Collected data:
--- BEGIN ---
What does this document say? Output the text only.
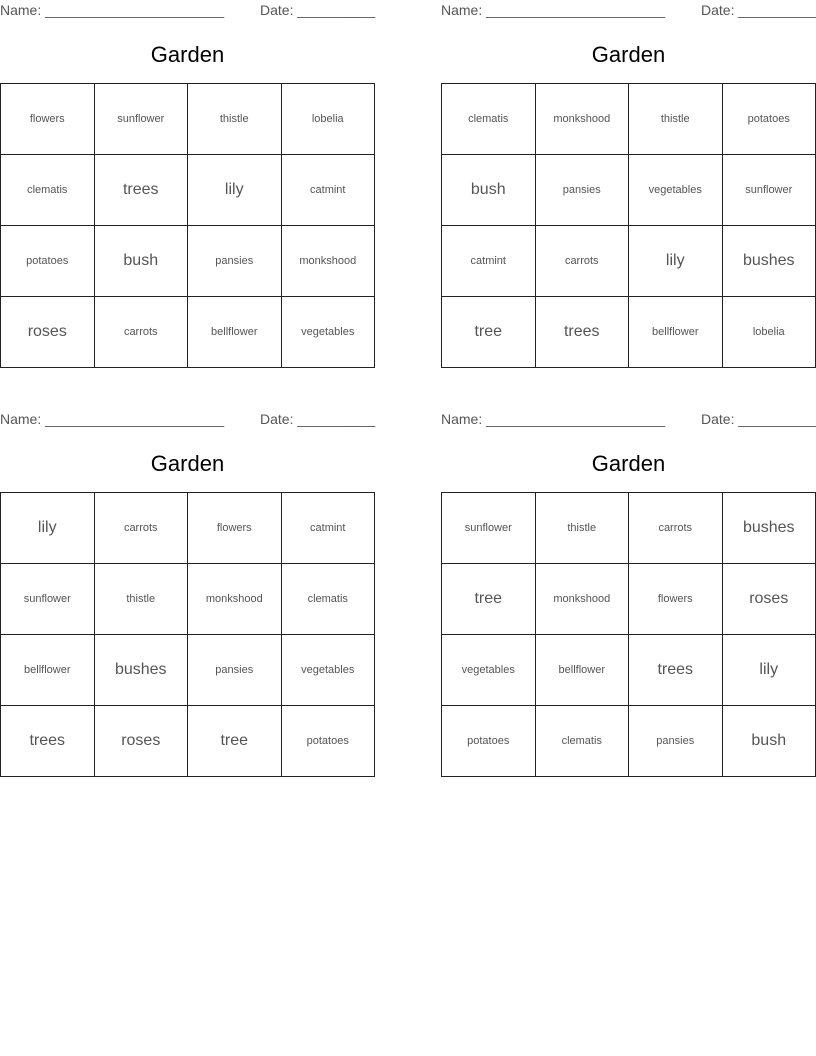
Name: _______________________	Date: __________
Garden
flowers	sunflower	thistle	lobelia
clematis	trees	lily	catmint
potatoes	bush	pansies	monkshood
roses	carrots	bellflower	vegetables
Name: _______________________	Date: __________
Garden
clematis	monkshood	thistle	potatoes
bush	pansies	vegetables	sunflower
catmint	carrots	lily	bushes
tree	trees	bellflower	lobelia
Name: _______________________	Date: __________
Garden
lily	carrots	flowers	catmint
sunflower	thistle	monkshood	clematis
bellflower	bushes	pansies	vegetables
trees	roses	tree	potatoes
Name: _______________________	Date: __________
Garden
sunflower	thistle	carrots	bushes
tree	monkshood	flowers	roses
vegetables	bellflower	trees	lily
potatoes	clematis	pansies	bush
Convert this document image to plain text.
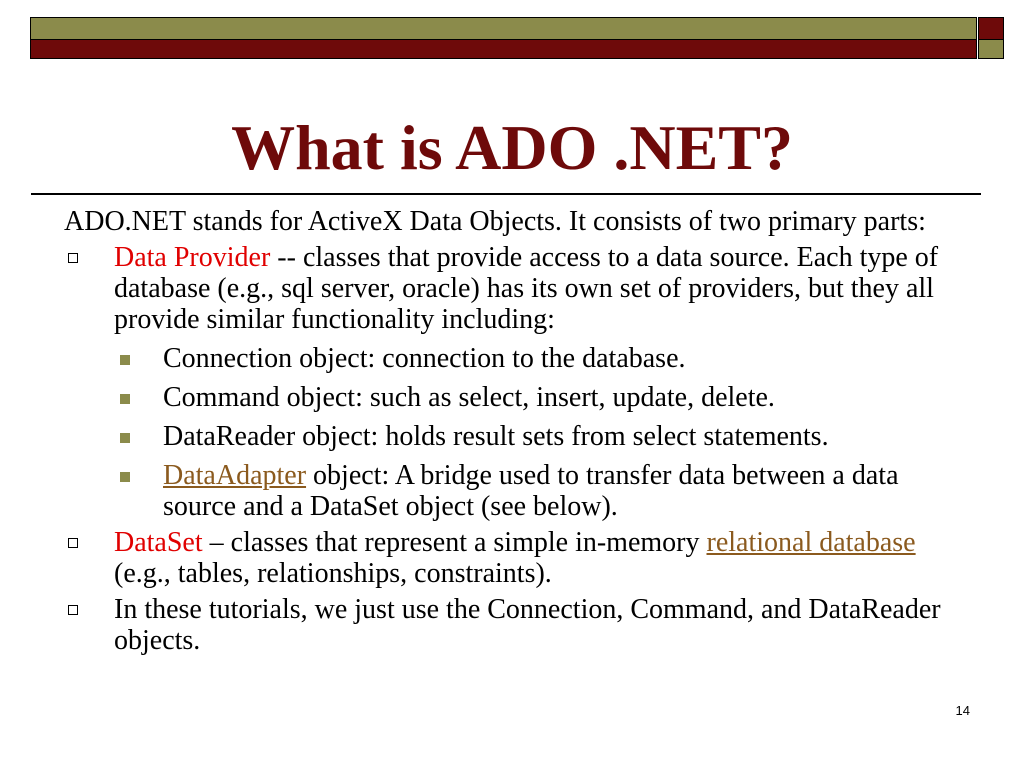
What is ADO .NET?
ADO.NET stands for ActiveX Data Objects. It consists of two primary parts:
Data Provider -- classes that provide access to a data source. Each type of database (e.g., sql server, oracle) has its own set of providers, but they all provide similar functionality including:
Connection object: connection to the database.
Command object: such as select, insert, update, delete.
DataReader object: holds result sets from select statements.
DataAdapter object: A bridge used to transfer data between a data source and a DataSet object (see below).
DataSet – classes that represent a simple in-memory relational database (e.g., tables, relationships, constraints).
In these tutorials, we just use the Connection, Command, and DataReader objects.
14
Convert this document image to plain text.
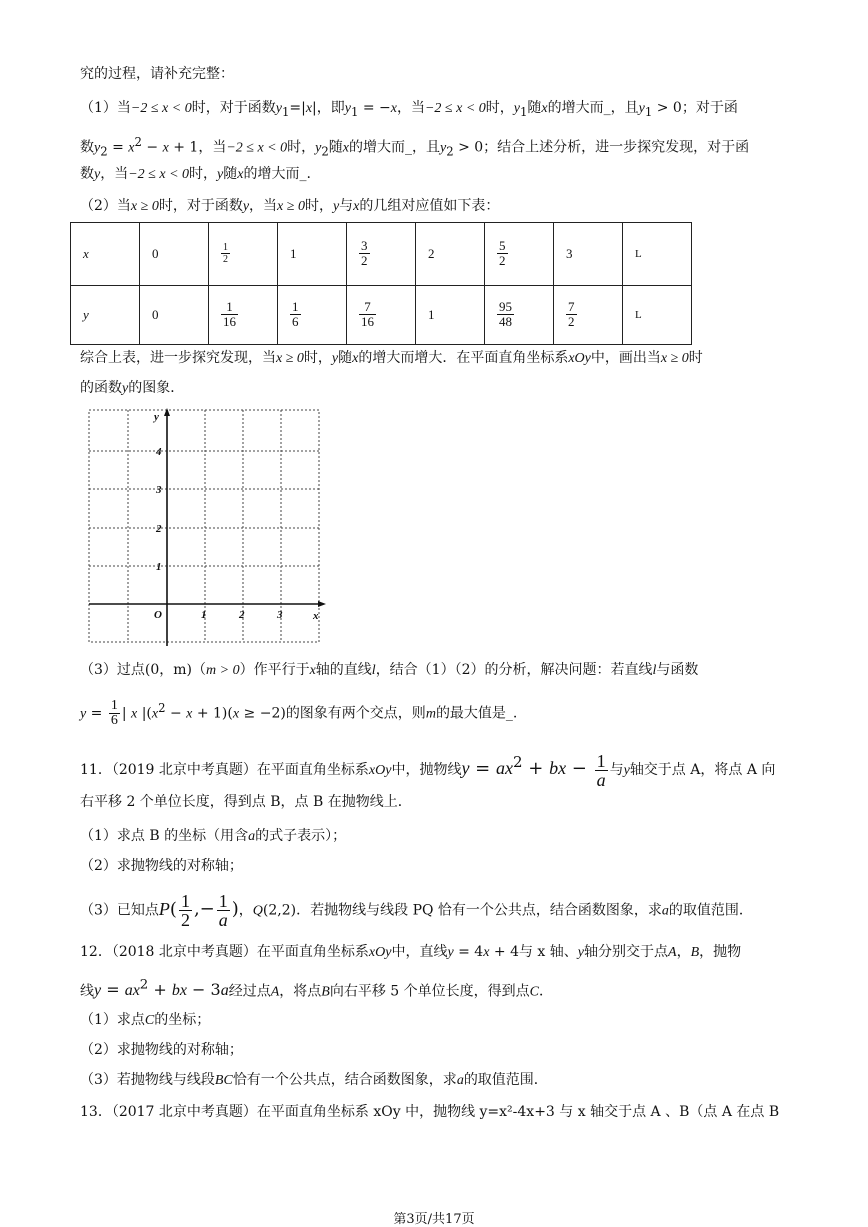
究的过程，请补充完整：
（1）当−2 ≤ x < 0时，对于函数$y_1=|x|$，即$y_1 = -x$，当−2 ≤ x < 0时，$y_1$随x的增大而_，且$y_1 > 0$；对于函
数$y_2 = x^2 - x + 1$，当−2 ≤ x < 0时，$y_2$随x的增大而_，且$y_2 > 0$；结合上述分析，进一步探究发现，对于函
数y，当−2 ≤ x < 0时，y随x的增大而_.
（2）当x ≥ 0时，对于函数y，当x ≥ 0时，y与x的几组对应值如下表：
x	0	$\frac{1}{2}$	1	$\frac{3}{2}$	2	$\frac{5}{2}$	3	L
y	0	$\frac{1}{16}$	$\frac{1}{6}$	$\frac{7}{16}$	1	$\frac{95}{48}$	$\frac{7}{2}$	L
综合上表，进一步探究发现，当x ≥ 0时，y随x的增大而增大．在平面直角坐标系xOy中，画出当x ≥ 0时
的函数y的图象．
y
x
O	1	2	3
1
2
3
4
（3）过点(0，m)（m > 0）作平行于x轴的直线l，结合（1）（2）的分析，解决问题：若直线l与函数
$y = \frac{1}{6}$ | x $|(x^2 - x + 1)(x \ge -2)$的图象有两个交点，则m的最大值是_.
11．（2019 北京中考真题）在平面直角坐标系xOy中，抛物线$y = ax^2$ + bx − $\frac{1}{a}$ 与y轴交于点 A，将点 A 向
右平移 2 个单位长度，得到点 B，点 B 在抛物线上．
（1）求点 B 的坐标（用含a的式子表示）；
（2）求抛物线的对称轴；
（3）已知点$P( \frac{1}{2}$ ,− $\frac{1}{a}$ )，Q(2,2)．若抛物线与线段 PQ 恰有一个公共点，结合函数图象，求a的取值范围．
12．（2018 北京中考真题）在平面直角坐标系xOy中，直线y = 4x + 4与 x 轴、y轴分别交于点A，B，抛物
线$y = ax^2$ + bx − 3a经过点A，将点B向右平移 5 个单位长度，得到点C．
（1）求点C的坐标；
（2）求抛物线的对称轴；
（3）若抛物线与线段BC恰有一个公共点，结合函数图象，求a的取值范围．
13．（2017 北京中考真题）在平面直角坐标系 xOy 中，抛物线 y=x²-4x+3 与 x 轴交于点 A 、B（点 A 在点 B
第3页/共17页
--- END ---
> REQUIREMENTS:
Gather each line from the entries above that includes the word "结合函数图象".

> RESPONSE TO THIS TASK:
（3）已知点$P( \frac{1}{2}$ ,− $\frac{1}{a}$ )，Q(2,2)．若抛物线与线段 PQ 恰有一个公共点，结合函数图象，求a的取值范围．
（3）若抛物线与线段BC恰有一个公共点，结合函数图象，求a的取值范围．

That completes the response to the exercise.